#### [Task instructions]
Omit images. Retype all entries verbatim.

————————

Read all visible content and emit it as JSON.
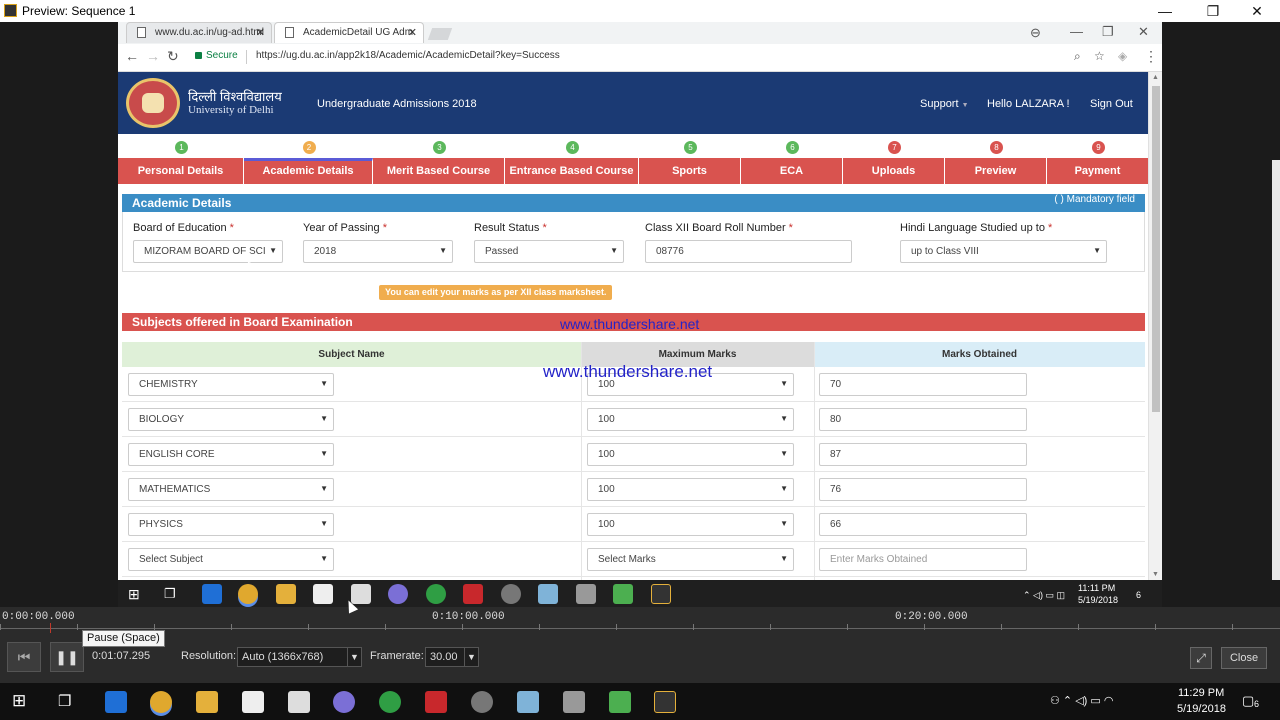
{
  "preview_window": {
    "title": "Preview: Sequence 1",
    "buttons": [
      "—",
      "❐",
      "✕"
    ]
  },
  "browser": {
    "tabs": [
      {
        "label": "www.du.ac.in/ug-ad.html",
        "active": false
      },
      {
        "label": "AcademicDetail UG Adm",
        "active": true
      }
    ],
    "secure_label": "Secure",
    "url": "https://ug.du.ac.in/app2k18/Academic/AcademicDetail?key=Success",
    "controls": {
      "profile": "⊖",
      "minimize": "—",
      "restore": "❐",
      "close": "✕"
    }
  },
  "site_header": {
    "hindi_name": "दिल्ली विश्वविद्यालय",
    "english_name": "University of Delhi",
    "title": "Undergraduate Admissions 2018",
    "support": "Support",
    "greeting": "Hello LALZARA !",
    "signout": "Sign Out"
  },
  "steps": [
    {
      "num": "1",
      "label": "Personal Details",
      "color": "#5cb85c"
    },
    {
      "num": "2",
      "label": "Academic Details",
      "color": "#f0ad4e",
      "active": true
    },
    {
      "num": "3",
      "label": "Merit Based Course",
      "color": "#5cb85c"
    },
    {
      "num": "4",
      "label": "Entrance Based Course",
      "color": "#5cb85c"
    },
    {
      "num": "5",
      "label": "Sports",
      "color": "#5cb85c"
    },
    {
      "num": "6",
      "label": "ECA",
      "color": "#5cb85c"
    },
    {
      "num": "7",
      "label": "Uploads",
      "color": "#d9534f"
    },
    {
      "num": "8",
      "label": "Preview",
      "color": "#d9534f"
    },
    {
      "num": "9",
      "label": "Payment",
      "color": "#d9534f"
    }
  ],
  "academic": {
    "section_title": "Academic Details",
    "mandatory_note": "( ) Mandatory field",
    "fields": {
      "board": {
        "label": "Board of Education",
        "value": "MIZORAM BOARD OF SCI"
      },
      "year": {
        "label": "Year of Passing",
        "value": "2018"
      },
      "result": {
        "label": "Result Status",
        "value": "Passed"
      },
      "roll": {
        "label": "Class XII Board Roll Number",
        "value": "08776"
      },
      "hindi": {
        "label": "Hindi Language Studied up to",
        "value": "up to Class VIII"
      }
    },
    "edit_note": "You can edit your marks as per XII class marksheet."
  },
  "subjects": {
    "section_title": "Subjects offered in Board Examination",
    "columns": [
      "Subject Name",
      "Maximum Marks",
      "Marks Obtained"
    ],
    "rows": [
      {
        "subject": "CHEMISTRY",
        "max": "100",
        "obtained": "70"
      },
      {
        "subject": "BIOLOGY",
        "max": "100",
        "obtained": "80"
      },
      {
        "subject": "ENGLISH CORE",
        "max": "100",
        "obtained": "87"
      },
      {
        "subject": "MATHEMATICS",
        "max": "100",
        "obtained": "76"
      },
      {
        "subject": "PHYSICS",
        "max": "100",
        "obtained": "66"
      },
      {
        "subject": "Select Subject",
        "max": "Select Marks",
        "obtained": "Enter Marks Obtained",
        "placeholder": true
      }
    ]
  },
  "watermark": "www.thundershare.net",
  "video_taskbar": {
    "time": "11:11 PM",
    "date": "5/19/2018",
    "badge": "6"
  },
  "timeline": {
    "labels": [
      "0:00:00.000",
      "0:10:00.000",
      "0:20:00.000"
    ]
  },
  "player": {
    "current_time": "0:01:07.295",
    "resolution_label": "Resolution:",
    "resolution_value": "Auto (1366x768)",
    "framerate_label": "Framerate:",
    "framerate_value": "30.00",
    "tooltip": "Pause (Space)",
    "close": "Close"
  },
  "os_taskbar": {
    "time": "11:29 PM",
    "date": "5/19/2018",
    "badge": "6"
  }
}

————————

#### [Answer to the problem]
Read all visible content and emit it as JSON.
{
  "preview_window": {
    "title": "Preview: Sequence 1",
    "buttons": [
      "—",
      "❐",
      "✕"
    ]
  },
  "browser": {
    "tabs": [
      {
        "label": "www.du.ac.in/ug-ad.html",
        "active": false
      },
      {
        "label": "AcademicDetail UG Adm",
        "active": true
      }
    ],
    "secure_label": "Secure",
    "url": "https://ug.du.ac.in/app2k18/Academic/AcademicDetail?key=Success",
    "controls": {
      "profile": "⊖",
      "minimize": "—",
      "restore": "❐",
      "close": "✕"
    }
  },
  "site_header": {
    "hindi_name": "दिल्ली विश्वविद्यालय",
    "english_name": "University of Delhi",
    "title": "Undergraduate Admissions 2018",
    "support": "Support",
    "greeting": "Hello LALZARA !",
    "signout": "Sign Out"
  },
  "steps": [
    {
      "num": "1",
      "label": "Personal Details",
      "color": "#5cb85c"
    },
    {
      "num": "2",
      "label": "Academic Details",
      "color": "#f0ad4e",
      "active": true
    },
    {
      "num": "3",
      "label": "Merit Based Course",
      "color": "#5cb85c"
    },
    {
      "num": "4",
      "label": "Entrance Based Course",
      "color": "#5cb85c"
    },
    {
      "num": "5",
      "label": "Sports",
      "color": "#5cb85c"
    },
    {
      "num": "6",
      "label": "ECA",
      "color": "#5cb85c"
    },
    {
      "num": "7",
      "label": "Uploads",
      "color": "#d9534f"
    },
    {
      "num": "8",
      "label": "Preview",
      "color": "#d9534f"
    },
    {
      "num": "9",
      "label": "Payment",
      "color": "#d9534f"
    }
  ],
  "academic": {
    "section_title": "Academic Details",
    "mandatory_note": "( ) Mandatory field",
    "fields": {
      "board": {
        "label": "Board of Education",
        "value": "MIZORAM BOARD OF SCI"
      },
      "year": {
        "label": "Year of Passing",
        "value": "2018"
      },
      "result": {
        "label": "Result Status",
        "value": "Passed"
      },
      "roll": {
        "label": "Class XII Board Roll Number",
        "value": "08776"
      },
      "hindi": {
        "label": "Hindi Language Studied up to",
        "value": "up to Class VIII"
      }
    },
    "edit_note": "You can edit your marks as per XII class marksheet."
  },
  "subjects": {
    "section_title": "Subjects offered in Board Examination",
    "columns": [
      "Subject Name",
      "Maximum Marks",
      "Marks Obtained"
    ],
    "rows": [
      {
        "subject": "CHEMISTRY",
        "max": "100",
        "obtained": "70"
      },
      {
        "subject": "BIOLOGY",
        "max": "100",
        "obtained": "80"
      },
      {
        "subject": "ENGLISH CORE",
        "max": "100",
        "obtained": "87"
      },
      {
        "subject": "MATHEMATICS",
        "max": "100",
        "obtained": "76"
      },
      {
        "subject": "PHYSICS",
        "max": "100",
        "obtained": "66"
      },
      {
        "subject": "Select Subject",
        "max": "Select Marks",
        "obtained": "Enter Marks Obtained",
        "placeholder": true
      }
    ]
  },
  "watermark": "www.thundershare.net",
  "video_taskbar": {
    "time": "11:11 PM",
    "date": "5/19/2018",
    "badge": "6"
  },
  "timeline": {
    "labels": [
      "0:00:00.000",
      "0:10:00.000",
      "0:20:00.000"
    ]
  },
  "player": {
    "current_time": "0:01:07.295",
    "resolution_label": "Resolution:",
    "resolution_value": "Auto (1366x768)",
    "framerate_label": "Framerate:",
    "framerate_value": "30.00",
    "tooltip": "Pause (Space)",
    "close": "Close"
  },
  "os_taskbar": {
    "time": "11:29 PM",
    "date": "5/19/2018",
    "badge": "6"
  }
}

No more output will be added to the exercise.